→ **Exercise aim**: Repeat all of the material below exactly as written, images excluded.

Stored data:
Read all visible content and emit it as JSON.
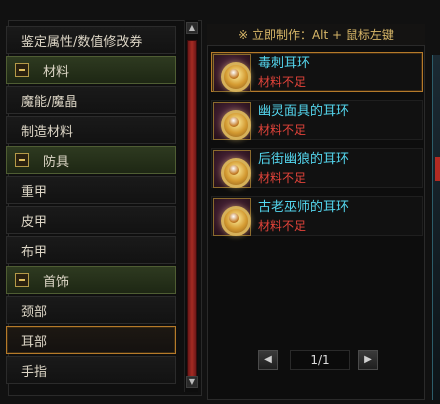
{
  "left_panel": {
    "categories": [
      {
        "label": "鉴定属性/数值修改券",
        "kind": "item"
      },
      {
        "label": "材料",
        "kind": "group"
      },
      {
        "label": "魔能/魔晶",
        "kind": "item"
      },
      {
        "label": "制造材料",
        "kind": "item"
      },
      {
        "label": "防具",
        "kind": "group"
      },
      {
        "label": "重甲",
        "kind": "item"
      },
      {
        "label": "皮甲",
        "kind": "item"
      },
      {
        "label": "布甲",
        "kind": "item"
      },
      {
        "label": "首饰",
        "kind": "group"
      },
      {
        "label": "颈部",
        "kind": "item"
      },
      {
        "label": "耳部",
        "kind": "item",
        "selected": true
      },
      {
        "label": "手指",
        "kind": "item"
      }
    ],
    "scroll": {
      "up_icon": "up-arrow-icon",
      "down_icon": "down-arrow-icon"
    }
  },
  "right_panel": {
    "hint": "※ 立即制作：Alt + 鼠标左键",
    "items": [
      {
        "name": "毒刺耳环",
        "status": "材料不足",
        "selected": true
      },
      {
        "name": "幽灵面具的耳环",
        "status": "材料不足"
      },
      {
        "name": "后街幽狼的耳环",
        "status": "材料不足"
      },
      {
        "name": "古老巫师的耳环",
        "status": "材料不足"
      }
    ],
    "pager": {
      "page": "1/1",
      "prev_icon": "left-arrow-icon",
      "next_icon": "right-arrow-icon"
    }
  },
  "colors": {
    "item_name": "#54d6ee",
    "status_red": "#e2433a",
    "group_green": "#2e3a20",
    "selected_border": "#b57a2a",
    "hint_gold": "#d8b768",
    "scroll_red": "#a52a22"
  }
}
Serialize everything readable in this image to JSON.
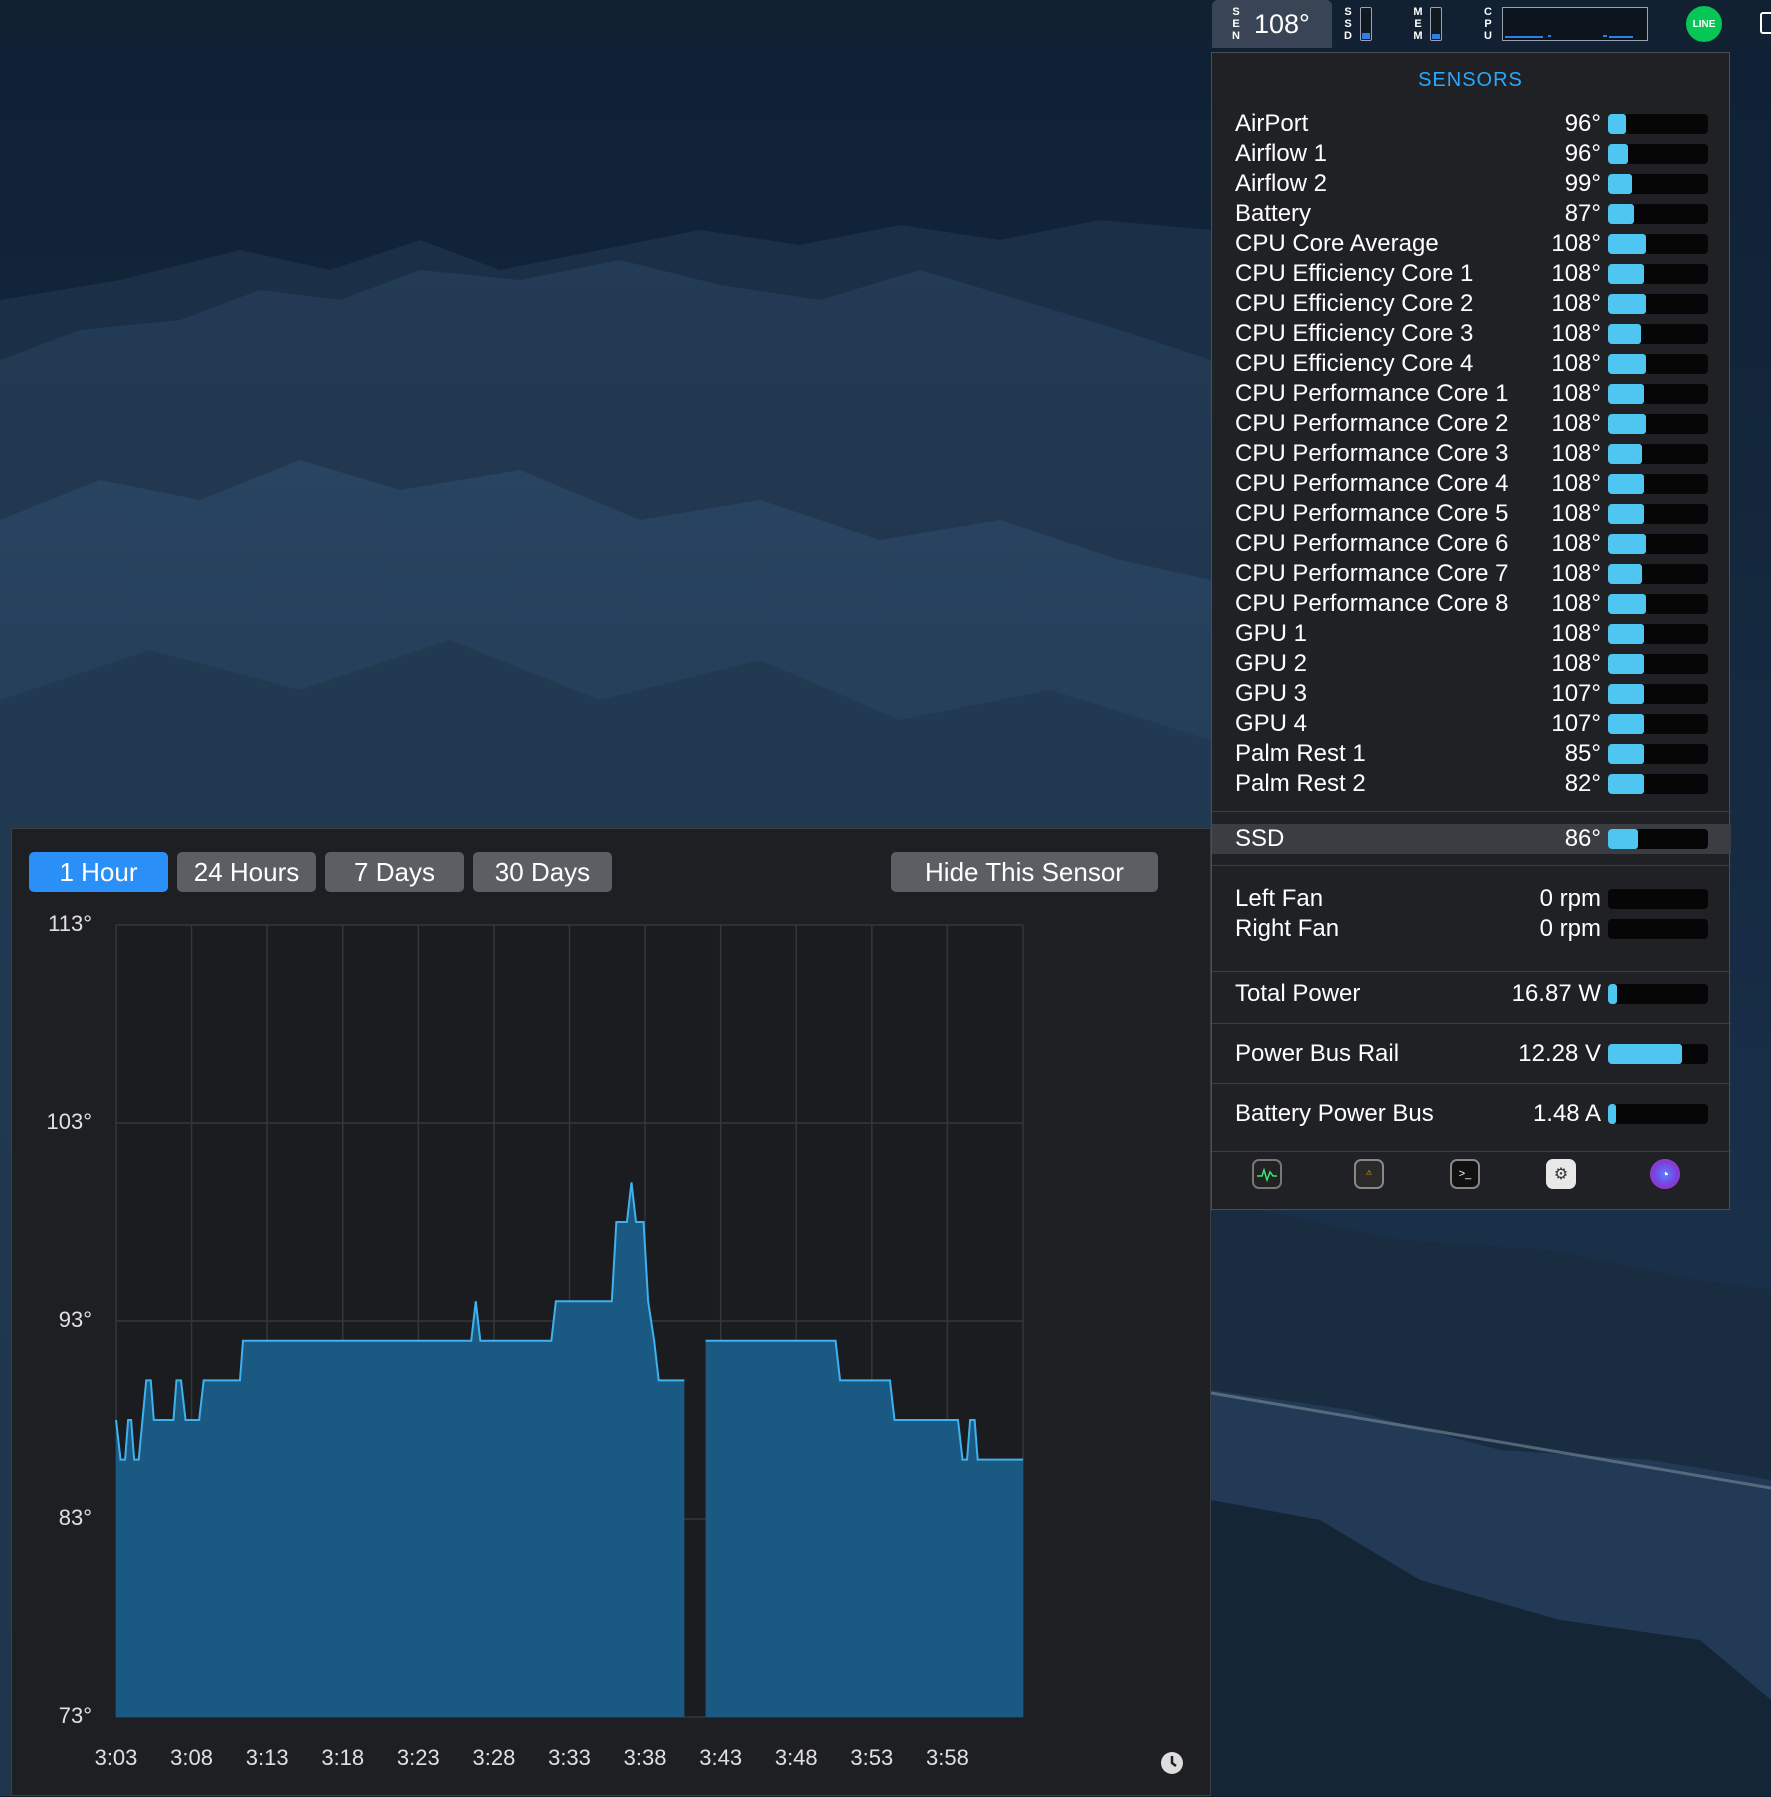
{
  "menubar": {
    "sensors_label": "SEN",
    "sensors_value": "108°",
    "ssd_label": "SSD",
    "ssd_level": 0.2,
    "mem_label": "MEM",
    "mem_level": 0.15,
    "cpu_label": "CPU",
    "line_badge": "LINE"
  },
  "sensors_panel": {
    "heading": "SENSORS",
    "accent_color": "#2aa7ff",
    "bar_color": "#4fc6f2",
    "temperatures": [
      {
        "name": "AirPort",
        "value": "96°",
        "level": 0.18
      },
      {
        "name": "Airflow 1",
        "value": "96°",
        "level": 0.2
      },
      {
        "name": "Airflow 2",
        "value": "99°",
        "level": 0.24
      },
      {
        "name": "Battery",
        "value": "87°",
        "level": 0.26
      },
      {
        "name": "CPU Core Average",
        "value": "108°",
        "level": 0.38
      },
      {
        "name": "CPU Efficiency Core 1",
        "value": "108°",
        "level": 0.36
      },
      {
        "name": "CPU Efficiency Core 2",
        "value": "108°",
        "level": 0.38
      },
      {
        "name": "CPU Efficiency Core 3",
        "value": "108°",
        "level": 0.33
      },
      {
        "name": "CPU Efficiency Core 4",
        "value": "108°",
        "level": 0.38
      },
      {
        "name": "CPU Performance Core 1",
        "value": "108°",
        "level": 0.36
      },
      {
        "name": "CPU Performance Core 2",
        "value": "108°",
        "level": 0.38
      },
      {
        "name": "CPU Performance Core 3",
        "value": "108°",
        "level": 0.34
      },
      {
        "name": "CPU Performance Core 4",
        "value": "108°",
        "level": 0.36
      },
      {
        "name": "CPU Performance Core 5",
        "value": "108°",
        "level": 0.36
      },
      {
        "name": "CPU Performance Core 6",
        "value": "108°",
        "level": 0.38
      },
      {
        "name": "CPU Performance Core 7",
        "value": "108°",
        "level": 0.34
      },
      {
        "name": "CPU Performance Core 8",
        "value": "108°",
        "level": 0.38
      },
      {
        "name": "GPU 1",
        "value": "108°",
        "level": 0.36
      },
      {
        "name": "GPU 2",
        "value": "108°",
        "level": 0.36
      },
      {
        "name": "GPU 3",
        "value": "107°",
        "level": 0.36
      },
      {
        "name": "GPU 4",
        "value": "107°",
        "level": 0.36
      },
      {
        "name": "Palm Rest 1",
        "value": "85°",
        "level": 0.36
      },
      {
        "name": "Palm Rest 2",
        "value": "82°",
        "level": 0.36
      }
    ],
    "ssd": {
      "name": "SSD",
      "value": "86°",
      "level": 0.3
    },
    "fans": [
      {
        "name": "Left Fan",
        "value": "0 rpm",
        "level": 0
      },
      {
        "name": "Right Fan",
        "value": "0 rpm",
        "level": 0
      }
    ],
    "power": [
      {
        "name": "Total Power",
        "value": "16.87 W",
        "level": 0.09
      },
      {
        "name": "Power Bus Rail",
        "value": "12.28 V",
        "level": 0.74
      },
      {
        "name": "Battery Power Bus",
        "value": "1.48 A",
        "level": 0.08
      }
    ],
    "tools": [
      "activity-monitor-icon",
      "console-icon",
      "terminal-icon",
      "system-information-icon",
      "istat-menus-icon"
    ]
  },
  "history_window": {
    "range_buttons": [
      "1 Hour",
      "24 Hours",
      "7 Days",
      "30 Days"
    ],
    "active_range": "1 Hour",
    "hide_button": "Hide This Sensor",
    "active_color": "#2a8ff7"
  },
  "chart_data": {
    "type": "area",
    "title": "",
    "xlabel": "",
    "ylabel": "",
    "y_ticks": [
      "113°",
      "103°",
      "93°",
      "83°",
      "73°"
    ],
    "ylim": [
      73,
      113
    ],
    "x_ticks": [
      "3:03",
      "3:08",
      "3:13",
      "3:18",
      "3:23",
      "3:28",
      "3:33",
      "3:38",
      "3:43",
      "3:48",
      "3:53",
      "3:58"
    ],
    "x_range_minutes": [
      0,
      60
    ],
    "grid": true,
    "fill_color": "#1a5a82",
    "line_color": "#3fb0f0",
    "series": [
      {
        "segments": [
          [
            [
              0,
              88
            ],
            [
              0.3,
              86
            ],
            [
              0.6,
              86
            ],
            [
              0.8,
              88
            ],
            [
              1.0,
              88
            ],
            [
              1.2,
              86
            ],
            [
              1.5,
              86
            ],
            [
              2.0,
              90
            ],
            [
              2.3,
              90
            ],
            [
              2.5,
              88
            ],
            [
              3.8,
              88
            ],
            [
              4.0,
              90
            ],
            [
              4.3,
              90
            ],
            [
              4.6,
              88
            ],
            [
              5.5,
              88
            ],
            [
              5.8,
              90
            ],
            [
              8.2,
              90
            ],
            [
              8.4,
              92
            ],
            [
              23.5,
              92
            ],
            [
              23.8,
              94
            ],
            [
              24.1,
              92
            ],
            [
              28.8,
              92
            ],
            [
              29.1,
              94
            ],
            [
              32.8,
              94
            ],
            [
              33.1,
              98
            ],
            [
              33.8,
              98
            ],
            [
              34.1,
              100
            ],
            [
              34.4,
              98
            ],
            [
              34.9,
              98
            ],
            [
              35.2,
              94
            ],
            [
              35.6,
              92
            ],
            [
              35.9,
              90
            ],
            [
              37.6,
              90
            ]
          ],
          [
            [
              39.0,
              92
            ],
            [
              47.6,
              92
            ],
            [
              47.9,
              90
            ],
            [
              51.2,
              90
            ],
            [
              51.5,
              88
            ],
            [
              55.7,
              88
            ],
            [
              56.0,
              86
            ],
            [
              56.3,
              86
            ],
            [
              56.5,
              88
            ],
            [
              56.8,
              88
            ],
            [
              57.0,
              86
            ],
            [
              60,
              86
            ]
          ]
        ]
      }
    ]
  }
}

→ **Task result**:
Read all visible content and emit it as JSON.
{
  "left_panel": {
    "categories": [
      {
        "label": "鉴定属性/数值修改券",
        "kind": "item"
      },
      {
        "label": "材料",
        "kind": "group"
      },
      {
        "label": "魔能/魔晶",
        "kind": "item"
      },
      {
        "label": "制造材料",
        "kind": "item"
      },
      {
        "label": "防具",
        "kind": "group"
      },
      {
        "label": "重甲",
        "kind": "item"
      },
      {
        "label": "皮甲",
        "kind": "item"
      },
      {
        "label": "布甲",
        "kind": "item"
      },
      {
        "label": "首饰",
        "kind": "group"
      },
      {
        "label": "颈部",
        "kind": "item"
      },
      {
        "label": "耳部",
        "kind": "item",
        "selected": true
      },
      {
        "label": "手指",
        "kind": "item"
      }
    ],
    "scroll": {
      "up_icon": "up-arrow-icon",
      "down_icon": "down-arrow-icon"
    }
  },
  "right_panel": {
    "hint": "※ 立即制作：Alt + 鼠标左键",
    "items": [
      {
        "name": "毒刺耳环",
        "status": "材料不足",
        "selected": true
      },
      {
        "name": "幽灵面具的耳环",
        "status": "材料不足"
      },
      {
        "name": "后街幽狼的耳环",
        "status": "材料不足"
      },
      {
        "name": "古老巫师的耳环",
        "status": "材料不足"
      }
    ],
    "pager": {
      "page": "1/1",
      "prev_icon": "left-arrow-icon",
      "next_icon": "right-arrow-icon"
    }
  },
  "colors": {
    "item_name": "#54d6ee",
    "status_red": "#e2433a",
    "group_green": "#2e3a20",
    "selected_border": "#b57a2a",
    "hint_gold": "#d8b768",
    "scroll_red": "#a52a22"
  }
}
Serialize everything readable in this image to JSON.
{
  "menubar": {
    "sensors_label": "SEN",
    "sensors_value": "108°",
    "ssd_label": "SSD",
    "ssd_level": 0.2,
    "mem_label": "MEM",
    "mem_level": 0.15,
    "cpu_label": "CPU",
    "line_badge": "LINE"
  },
  "sensors_panel": {
    "heading": "SENSORS",
    "accent_color": "#2aa7ff",
    "bar_color": "#4fc6f2",
    "temperatures": [
      {
        "name": "AirPort",
        "value": "96°",
        "level": 0.18
      },
      {
        "name": "Airflow 1",
        "value": "96°",
        "level": 0.2
      },
      {
        "name": "Airflow 2",
        "value": "99°",
        "level": 0.24
      },
      {
        "name": "Battery",
        "value": "87°",
        "level": 0.26
      },
      {
        "name": "CPU Core Average",
        "value": "108°",
        "level": 0.38
      },
      {
        "name": "CPU Efficiency Core 1",
        "value": "108°",
        "level": 0.36
      },
      {
        "name": "CPU Efficiency Core 2",
        "value": "108°",
        "level": 0.38
      },
      {
        "name": "CPU Efficiency Core 3",
        "value": "108°",
        "level": 0.33
      },
      {
        "name": "CPU Efficiency Core 4",
        "value": "108°",
        "level": 0.38
      },
      {
        "name": "CPU Performance Core 1",
        "value": "108°",
        "level": 0.36
      },
      {
        "name": "CPU Performance Core 2",
        "value": "108°",
        "level": 0.38
      },
      {
        "name": "CPU Performance Core 3",
        "value": "108°",
        "level": 0.34
      },
      {
        "name": "CPU Performance Core 4",
        "value": "108°",
        "level": 0.36
      },
      {
        "name": "CPU Performance Core 5",
        "value": "108°",
        "level": 0.36
      },
      {
        "name": "CPU Performance Core 6",
        "value": "108°",
        "level": 0.38
      },
      {
        "name": "CPU Performance Core 7",
        "value": "108°",
        "level": 0.34
      },
      {
        "name": "CPU Performance Core 8",
        "value": "108°",
        "level": 0.38
      },
      {
        "name": "GPU 1",
        "value": "108°",
        "level": 0.36
      },
      {
        "name": "GPU 2",
        "value": "108°",
        "level": 0.36
      },
      {
        "name": "GPU 3",
        "value": "107°",
        "level": 0.36
      },
      {
        "name": "GPU 4",
        "value": "107°",
        "level": 0.36
      },
      {
        "name": "Palm Rest 1",
        "value": "85°",
        "level": 0.36
      },
      {
        "name": "Palm Rest 2",
        "value": "82°",
        "level": 0.36
      }
    ],
    "ssd": {
      "name": "SSD",
      "value": "86°",
      "level": 0.3
    },
    "fans": [
      {
        "name": "Left Fan",
        "value": "0 rpm",
        "level": 0
      },
      {
        "name": "Right Fan",
        "value": "0 rpm",
        "level": 0
      }
    ],
    "power": [
      {
        "name": "Total Power",
        "value": "16.87 W",
        "level": 0.09
      },
      {
        "name": "Power Bus Rail",
        "value": "12.28 V",
        "level": 0.74
      },
      {
        "name": "Battery Power Bus",
        "value": "1.48 A",
        "level": 0.08
      }
    ],
    "tools": [
      "activity-monitor-icon",
      "console-icon",
      "terminal-icon",
      "system-information-icon",
      "istat-menus-icon"
    ]
  },
  "history_window": {
    "range_buttons": [
      "1 Hour",
      "24 Hours",
      "7 Days",
      "30 Days"
    ],
    "active_range": "1 Hour",
    "hide_button": "Hide This Sensor",
    "active_color": "#2a8ff7"
  },
  "chart_data": {
    "type": "area",
    "title": "",
    "xlabel": "",
    "ylabel": "",
    "y_ticks": [
      "113°",
      "103°",
      "93°",
      "83°",
      "73°"
    ],
    "ylim": [
      73,
      113
    ],
    "x_ticks": [
      "3:03",
      "3:08",
      "3:13",
      "3:18",
      "3:23",
      "3:28",
      "3:33",
      "3:38",
      "3:43",
      "3:48",
      "3:53",
      "3:58"
    ],
    "x_range_minutes": [
      0,
      60
    ],
    "grid": true,
    "fill_color": "#1a5a82",
    "line_color": "#3fb0f0",
    "series": [
      {
        "segments": [
          [
            [
              0,
              88
            ],
            [
              0.3,
              86
            ],
            [
              0.6,
              86
            ],
            [
              0.8,
              88
            ],
            [
              1.0,
              88
            ],
            [
              1.2,
              86
            ],
            [
              1.5,
              86
            ],
            [
              2.0,
              90
            ],
            [
              2.3,
              90
            ],
            [
              2.5,
              88
            ],
            [
              3.8,
              88
            ],
            [
              4.0,
              90
            ],
            [
              4.3,
              90
            ],
            [
              4.6,
              88
            ],
            [
              5.5,
              88
            ],
            [
              5.8,
              90
            ],
            [
              8.2,
              90
            ],
            [
              8.4,
              92
            ],
            [
              23.5,
              92
            ],
            [
              23.8,
              94
            ],
            [
              24.1,
              92
            ],
            [
              28.8,
              92
            ],
            [
              29.1,
              94
            ],
            [
              32.8,
              94
            ],
            [
              33.1,
              98
            ],
            [
              33.8,
              98
            ],
            [
              34.1,
              100
            ],
            [
              34.4,
              98
            ],
            [
              34.9,
              98
            ],
            [
              35.2,
              94
            ],
            [
              35.6,
              92
            ],
            [
              35.9,
              90
            ],
            [
              37.6,
              90
            ]
          ],
          [
            [
              39.0,
              92
            ],
            [
              47.6,
              92
            ],
            [
              47.9,
              90
            ],
            [
              51.2,
              90
            ],
            [
              51.5,
              88
            ],
            [
              55.7,
              88
            ],
            [
              56.0,
              86
            ],
            [
              56.3,
              86
            ],
            [
              56.5,
              88
            ],
            [
              56.8,
              88
            ],
            [
              57.0,
              86
            ],
            [
              60,
              86
            ]
          ]
        ]
      }
    ]
  }
}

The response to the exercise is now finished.